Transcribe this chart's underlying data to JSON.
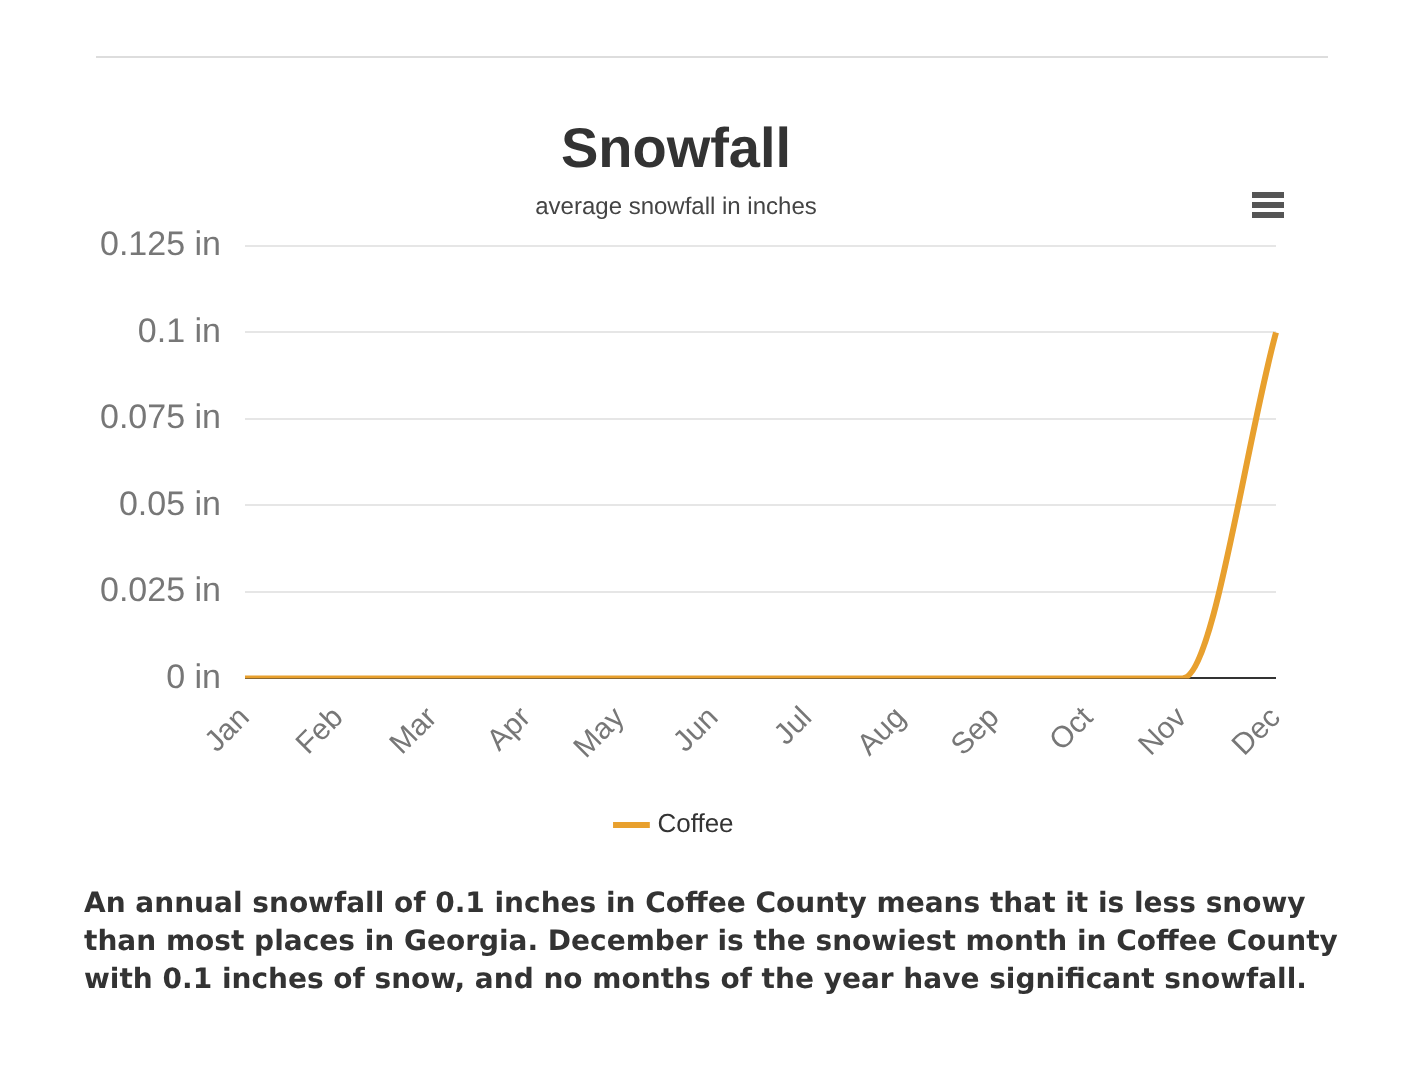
{
  "chart_data": {
    "type": "line",
    "title": "Snowfall",
    "subtitle": "average snowfall in inches",
    "categories": [
      "Jan",
      "Feb",
      "Mar",
      "Apr",
      "May",
      "Jun",
      "Jul",
      "Aug",
      "Sep",
      "Oct",
      "Nov",
      "Dec"
    ],
    "series": [
      {
        "name": "Coffee",
        "color": "#e8a02e",
        "values": [
          0,
          0,
          0,
          0,
          0,
          0,
          0,
          0,
          0,
          0,
          0,
          0.1
        ]
      }
    ],
    "ylim": [
      0,
      0.125
    ],
    "yticks": [
      {
        "value": 0,
        "label": "0 in"
      },
      {
        "value": 0.025,
        "label": "0.025 in"
      },
      {
        "value": 0.05,
        "label": "0.05 in"
      },
      {
        "value": 0.075,
        "label": "0.075 in"
      },
      {
        "value": 0.1,
        "label": "0.1 in"
      },
      {
        "value": 0.125,
        "label": "0.125 in"
      }
    ],
    "grid": "y",
    "legend": "bottom",
    "marker": "none",
    "line_style": "solid",
    "annotations": [
      "An annual snowfall of 0.1 inches in Coffee County means that it is less snowy than most places in Georgia. December is the snowiest month in Coffee County with 0.1 inches of snow, and no months of the year have significant snowfall."
    ]
  }
}
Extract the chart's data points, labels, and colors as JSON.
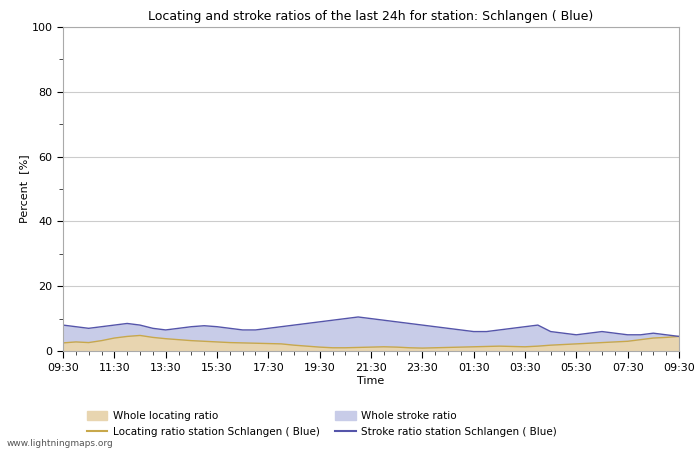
{
  "title": "Locating and stroke ratios of the last 24h for station: Schlangen ( Blue)",
  "xlabel": "Time",
  "ylabel": "Percent  [%]",
  "ylim": [
    0,
    100
  ],
  "yticks": [
    0,
    20,
    40,
    60,
    80,
    100
  ],
  "yticks_minor": [
    10,
    30,
    50,
    70,
    90
  ],
  "xtick_labels": [
    "09:30",
    "11:30",
    "13:30",
    "15:30",
    "17:30",
    "19:30",
    "21:30",
    "23:30",
    "01:30",
    "03:30",
    "05:30",
    "07:30",
    "09:30"
  ],
  "bg_color": "#ffffff",
  "plot_bg_color": "#ffffff",
  "grid_color": "#cccccc",
  "watermark": "www.lightningmaps.org",
  "whole_locating_color": "#e8d5b0",
  "whole_locating_line_color": "#c8a84b",
  "whole_stroke_color": "#c8cce8",
  "whole_stroke_line_color": "#5555aa",
  "legend_labels": [
    "Whole locating ratio",
    "Locating ratio station Schlangen ( Blue)",
    "Whole stroke ratio",
    "Stroke ratio station Schlangen ( Blue)"
  ],
  "whole_locating_data": [
    2.5,
    2.8,
    2.6,
    3.2,
    4.0,
    4.5,
    4.8,
    4.2,
    3.8,
    3.5,
    3.2,
    3.0,
    2.8,
    2.6,
    2.5,
    2.4,
    2.3,
    2.2,
    1.8,
    1.5,
    1.2,
    1.0,
    1.0,
    1.1,
    1.2,
    1.3,
    1.2,
    1.0,
    0.9,
    1.0,
    1.1,
    1.2,
    1.3,
    1.4,
    1.5,
    1.4,
    1.3,
    1.5,
    1.8,
    2.0,
    2.2,
    2.4,
    2.6,
    2.8,
    3.0,
    3.5,
    4.0,
    4.2,
    4.5
  ],
  "whole_stroke_data": [
    8.0,
    7.5,
    7.0,
    7.5,
    8.0,
    8.5,
    8.0,
    7.0,
    6.5,
    7.0,
    7.5,
    7.8,
    7.5,
    7.0,
    6.5,
    6.5,
    7.0,
    7.5,
    8.0,
    8.5,
    9.0,
    9.5,
    10.0,
    10.5,
    10.0,
    9.5,
    9.0,
    8.5,
    8.0,
    7.5,
    7.0,
    6.5,
    6.0,
    6.0,
    6.5,
    7.0,
    7.5,
    8.0,
    6.0,
    5.5,
    5.0,
    5.5,
    6.0,
    5.5,
    5.0,
    5.0,
    5.5,
    5.0,
    4.5
  ],
  "locating_station_data": [
    2.5,
    2.8,
    2.6,
    3.2,
    4.0,
    4.5,
    4.8,
    4.2,
    3.8,
    3.5,
    3.2,
    3.0,
    2.8,
    2.6,
    2.5,
    2.4,
    2.3,
    2.2,
    1.8,
    1.5,
    1.2,
    1.0,
    1.0,
    1.1,
    1.2,
    1.3,
    1.2,
    1.0,
    0.9,
    1.0,
    1.1,
    1.2,
    1.3,
    1.4,
    1.5,
    1.4,
    1.3,
    1.5,
    1.8,
    2.0,
    2.2,
    2.4,
    2.6,
    2.8,
    3.0,
    3.5,
    4.0,
    4.2,
    4.5
  ],
  "stroke_station_data": [
    8.0,
    7.5,
    7.0,
    7.5,
    8.0,
    8.5,
    8.0,
    7.0,
    6.5,
    7.0,
    7.5,
    7.8,
    7.5,
    7.0,
    6.5,
    6.5,
    7.0,
    7.5,
    8.0,
    8.5,
    9.0,
    9.5,
    10.0,
    10.5,
    10.0,
    9.5,
    9.0,
    8.5,
    8.0,
    7.5,
    7.0,
    6.5,
    6.0,
    6.0,
    6.5,
    7.0,
    7.5,
    8.0,
    6.0,
    5.5,
    5.0,
    5.5,
    6.0,
    5.5,
    5.0,
    5.0,
    5.5,
    5.0,
    4.5
  ],
  "n_points": 49
}
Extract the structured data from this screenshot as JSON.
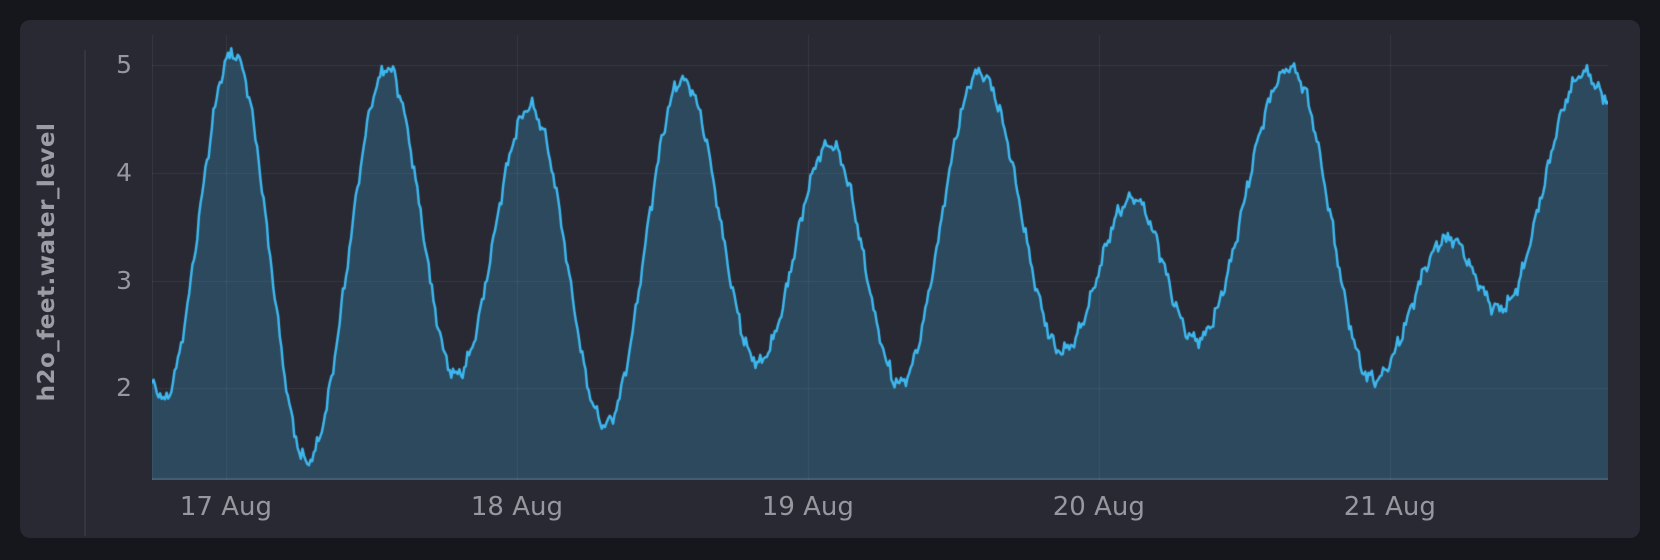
{
  "colors": {
    "page_bg": "#16171d",
    "panel_bg": "#282932",
    "line": "#3eb7ee",
    "fill": "rgba(62,183,238,0.23)",
    "grid": "rgba(255,255,255,0.07)",
    "axis_line": "rgba(255,255,255,0.12)",
    "tick_text": "#96989f",
    "title_text": "#9b9da4",
    "separator": "#34353d"
  },
  "chart_data": {
    "type": "area",
    "title": "",
    "xlabel": "",
    "ylabel": "h2o_feet.water_level",
    "series_name": "h2o_feet.water_level",
    "legend": "none",
    "grid": true,
    "x_unit": "hours since 16 Aug 00:00",
    "x_domain_hours": [
      17.9,
      138.0
    ],
    "y_domain": [
      1.15,
      5.28
    ],
    "x_ticks": [
      {
        "t": 24,
        "label": "17 Aug"
      },
      {
        "t": 48,
        "label": "18 Aug"
      },
      {
        "t": 72,
        "label": "19 Aug"
      },
      {
        "t": 96,
        "label": "20 Aug"
      },
      {
        "t": 120,
        "label": "21 Aug"
      }
    ],
    "y_ticks": [
      {
        "v": 5,
        "label": "5"
      },
      {
        "v": 4,
        "label": "4"
      },
      {
        "v": 3,
        "label": "3"
      },
      {
        "v": 2,
        "label": "2"
      }
    ],
    "key_points_hours_feet": [
      [
        17.9,
        2.05
      ],
      [
        18.8,
        1.9
      ],
      [
        24.6,
        5.11
      ],
      [
        30.7,
        1.33
      ],
      [
        37.3,
        4.97
      ],
      [
        43.0,
        2.12
      ],
      [
        49.1,
        4.61
      ],
      [
        55.3,
        1.66
      ],
      [
        61.7,
        4.86
      ],
      [
        67.9,
        2.24
      ],
      [
        73.8,
        4.26
      ],
      [
        79.6,
        2.05
      ],
      [
        86.2,
        4.93
      ],
      [
        93.0,
        2.35
      ],
      [
        98.8,
        3.77
      ],
      [
        104.1,
        2.45
      ],
      [
        111.8,
        4.98
      ],
      [
        118.6,
        2.08
      ],
      [
        124.8,
        3.39
      ],
      [
        129.1,
        2.74
      ],
      [
        136.1,
        4.93
      ],
      [
        138.0,
        4.69
      ]
    ]
  }
}
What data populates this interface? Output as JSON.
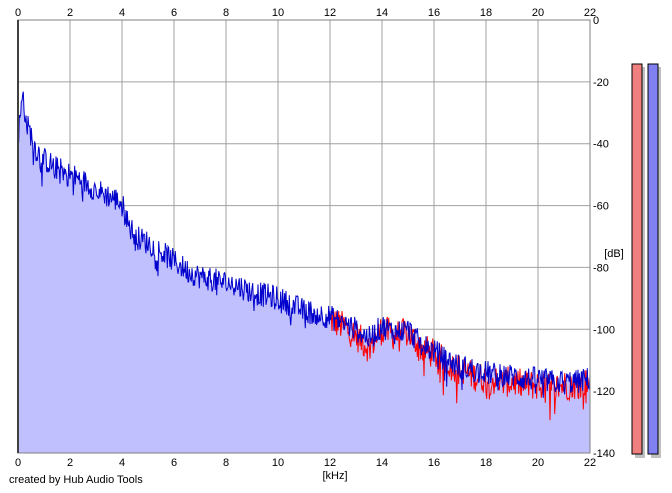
{
  "chart_data": {
    "type": "area",
    "xlabel": "[kHz]",
    "ylabel": "[dB]",
    "xlim": [
      0,
      22
    ],
    "ylim": [
      -140,
      0
    ],
    "x_ticks": [
      "0",
      "2",
      "4",
      "6",
      "8",
      "10",
      "12",
      "14",
      "16",
      "18",
      "20",
      "22"
    ],
    "y_ticks": [
      "0",
      "-20",
      "-40",
      "-60",
      "-80",
      "-100",
      "-120",
      "-140"
    ],
    "grid": true,
    "series": [
      {
        "color": "#0000cc",
        "fill": "#c0c0ff",
        "x": [
          0,
          0.1,
          0.2,
          0.3,
          0.5,
          0.7,
          1,
          1.5,
          2,
          2.5,
          3,
          3.5,
          4,
          4.2,
          4.5,
          5,
          5.5,
          6,
          6.5,
          7,
          7.5,
          8,
          8.5,
          9,
          9.5,
          10,
          10.5,
          11,
          11.5,
          12,
          12.5,
          13,
          13.5,
          14,
          14.5,
          15,
          15.5,
          16,
          16.5,
          17,
          17.5,
          18,
          18.5,
          19,
          19.5,
          20,
          20.5,
          21,
          21.5,
          22
        ],
        "y": [
          -38,
          -30,
          -24,
          -33,
          -37,
          -42,
          -45,
          -48,
          -50,
          -52,
          -55,
          -57,
          -59,
          -65,
          -70,
          -72,
          -75,
          -78,
          -81,
          -83,
          -84,
          -85,
          -86,
          -88,
          -89,
          -90,
          -92,
          -94,
          -95,
          -96,
          -98,
          -100,
          -103,
          -99,
          -101,
          -100,
          -105,
          -107,
          -110,
          -112,
          -113,
          -114,
          -115,
          -115,
          -116,
          -116,
          -117,
          -117,
          -117,
          -116
        ]
      },
      {
        "color": "#ff0000",
        "x": [
          12,
          12.5,
          13,
          13.5,
          14,
          14.5,
          15,
          15.5,
          16,
          16.5,
          17,
          17.5,
          18,
          18.5,
          19,
          19.5,
          20,
          20.5,
          21,
          21.5,
          22
        ],
        "y": [
          -97,
          -99,
          -102,
          -106,
          -100,
          -102,
          -101,
          -106,
          -108,
          -111,
          -113,
          -115,
          -116,
          -117,
          -117,
          -118,
          -118,
          -119,
          -118,
          -118,
          -117
        ]
      }
    ],
    "level_meters": [
      {
        "color": "#f08080"
      },
      {
        "color": "#8080f0"
      }
    ]
  },
  "footer": {
    "credit": "created by Hub Audio Tools"
  }
}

───

**What to produce:** Show the lines that mention the word "ffffff".

**The reply:**
  "bg_color": "#ffffff",
  "plot_bg_color": "#ffffff",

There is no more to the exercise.